What the task requires:
Identify the lines holding "Ureaplasma" and copy them.

Supplied data:
[START]

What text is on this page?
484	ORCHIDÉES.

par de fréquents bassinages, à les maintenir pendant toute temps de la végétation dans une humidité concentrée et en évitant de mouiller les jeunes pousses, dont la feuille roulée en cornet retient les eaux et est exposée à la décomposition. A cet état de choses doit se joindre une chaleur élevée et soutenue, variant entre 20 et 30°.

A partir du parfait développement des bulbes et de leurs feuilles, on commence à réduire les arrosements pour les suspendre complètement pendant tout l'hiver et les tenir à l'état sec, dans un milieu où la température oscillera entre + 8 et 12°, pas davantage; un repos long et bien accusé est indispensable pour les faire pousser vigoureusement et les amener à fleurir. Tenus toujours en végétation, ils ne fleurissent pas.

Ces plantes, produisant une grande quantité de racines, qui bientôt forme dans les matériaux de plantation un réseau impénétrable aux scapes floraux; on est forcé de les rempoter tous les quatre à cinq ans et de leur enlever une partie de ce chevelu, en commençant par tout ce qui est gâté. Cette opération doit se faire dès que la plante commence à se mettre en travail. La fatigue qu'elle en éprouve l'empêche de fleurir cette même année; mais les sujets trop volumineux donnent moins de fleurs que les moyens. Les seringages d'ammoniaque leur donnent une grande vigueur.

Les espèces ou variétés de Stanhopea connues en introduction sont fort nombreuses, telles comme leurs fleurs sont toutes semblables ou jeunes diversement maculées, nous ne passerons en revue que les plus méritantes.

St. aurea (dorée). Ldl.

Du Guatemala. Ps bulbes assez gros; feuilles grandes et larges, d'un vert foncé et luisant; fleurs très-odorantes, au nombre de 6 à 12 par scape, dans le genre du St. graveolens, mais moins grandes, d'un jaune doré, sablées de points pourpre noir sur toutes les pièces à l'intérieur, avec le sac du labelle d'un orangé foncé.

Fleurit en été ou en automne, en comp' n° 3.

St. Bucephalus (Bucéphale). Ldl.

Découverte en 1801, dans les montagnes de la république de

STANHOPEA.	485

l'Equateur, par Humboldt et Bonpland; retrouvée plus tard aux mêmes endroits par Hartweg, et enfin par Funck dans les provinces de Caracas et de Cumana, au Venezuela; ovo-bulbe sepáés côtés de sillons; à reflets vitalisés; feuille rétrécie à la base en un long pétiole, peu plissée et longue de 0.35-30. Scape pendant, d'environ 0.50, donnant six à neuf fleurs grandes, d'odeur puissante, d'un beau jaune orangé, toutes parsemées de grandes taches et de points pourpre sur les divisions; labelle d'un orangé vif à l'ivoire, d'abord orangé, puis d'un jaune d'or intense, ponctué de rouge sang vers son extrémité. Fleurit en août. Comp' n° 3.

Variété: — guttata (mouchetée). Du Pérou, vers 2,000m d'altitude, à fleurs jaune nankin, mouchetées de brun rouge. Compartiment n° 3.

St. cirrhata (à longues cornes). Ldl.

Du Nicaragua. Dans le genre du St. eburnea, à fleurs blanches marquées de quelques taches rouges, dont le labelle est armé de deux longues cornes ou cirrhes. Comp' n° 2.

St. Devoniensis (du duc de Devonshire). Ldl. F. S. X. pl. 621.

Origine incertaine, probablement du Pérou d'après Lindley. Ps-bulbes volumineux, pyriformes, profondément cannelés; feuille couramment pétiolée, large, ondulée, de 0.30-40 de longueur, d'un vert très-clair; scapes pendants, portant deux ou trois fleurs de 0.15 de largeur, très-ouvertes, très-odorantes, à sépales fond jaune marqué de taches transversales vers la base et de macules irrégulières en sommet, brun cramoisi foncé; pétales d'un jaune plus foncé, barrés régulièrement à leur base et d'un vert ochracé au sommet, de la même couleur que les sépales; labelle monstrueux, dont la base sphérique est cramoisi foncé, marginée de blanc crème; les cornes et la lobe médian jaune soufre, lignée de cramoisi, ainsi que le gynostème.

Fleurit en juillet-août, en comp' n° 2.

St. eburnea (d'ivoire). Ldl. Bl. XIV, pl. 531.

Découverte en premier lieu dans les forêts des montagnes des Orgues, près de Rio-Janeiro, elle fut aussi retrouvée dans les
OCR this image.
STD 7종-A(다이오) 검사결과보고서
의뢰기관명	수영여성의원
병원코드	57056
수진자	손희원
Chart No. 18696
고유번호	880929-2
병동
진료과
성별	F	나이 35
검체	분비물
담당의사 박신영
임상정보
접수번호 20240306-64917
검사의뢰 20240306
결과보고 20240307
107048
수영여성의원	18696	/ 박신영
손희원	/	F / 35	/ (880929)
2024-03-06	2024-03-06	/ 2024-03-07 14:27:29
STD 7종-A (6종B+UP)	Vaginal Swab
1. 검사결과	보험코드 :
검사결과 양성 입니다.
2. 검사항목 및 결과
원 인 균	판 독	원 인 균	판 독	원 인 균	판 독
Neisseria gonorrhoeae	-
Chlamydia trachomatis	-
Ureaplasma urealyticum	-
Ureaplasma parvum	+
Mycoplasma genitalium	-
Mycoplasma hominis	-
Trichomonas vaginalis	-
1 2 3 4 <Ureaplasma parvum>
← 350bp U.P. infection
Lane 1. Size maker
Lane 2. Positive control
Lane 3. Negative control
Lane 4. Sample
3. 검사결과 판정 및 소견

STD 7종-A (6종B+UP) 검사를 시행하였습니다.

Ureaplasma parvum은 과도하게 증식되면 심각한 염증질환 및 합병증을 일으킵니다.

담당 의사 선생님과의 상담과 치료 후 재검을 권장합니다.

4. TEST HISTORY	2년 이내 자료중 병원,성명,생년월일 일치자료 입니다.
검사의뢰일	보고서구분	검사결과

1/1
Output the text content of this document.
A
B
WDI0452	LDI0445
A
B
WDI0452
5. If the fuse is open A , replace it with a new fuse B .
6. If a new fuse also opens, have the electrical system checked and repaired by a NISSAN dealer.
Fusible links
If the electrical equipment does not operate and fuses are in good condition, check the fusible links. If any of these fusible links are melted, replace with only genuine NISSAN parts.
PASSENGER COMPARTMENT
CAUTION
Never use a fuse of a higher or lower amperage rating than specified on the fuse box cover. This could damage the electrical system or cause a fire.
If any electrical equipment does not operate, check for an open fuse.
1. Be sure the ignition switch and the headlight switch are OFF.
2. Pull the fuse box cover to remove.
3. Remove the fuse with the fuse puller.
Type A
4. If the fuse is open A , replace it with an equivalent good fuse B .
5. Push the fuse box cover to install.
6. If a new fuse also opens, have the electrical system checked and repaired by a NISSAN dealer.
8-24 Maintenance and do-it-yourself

[END]

Full output:
Ureaplasma urealyticum	-
Ureaplasma parvum	+
1 2 3 4 <Ureaplasma parvum>
Ureaplasma parvum은 과도하게 증식되면 심각한 염증질환 및 합병증을 일으킵니다.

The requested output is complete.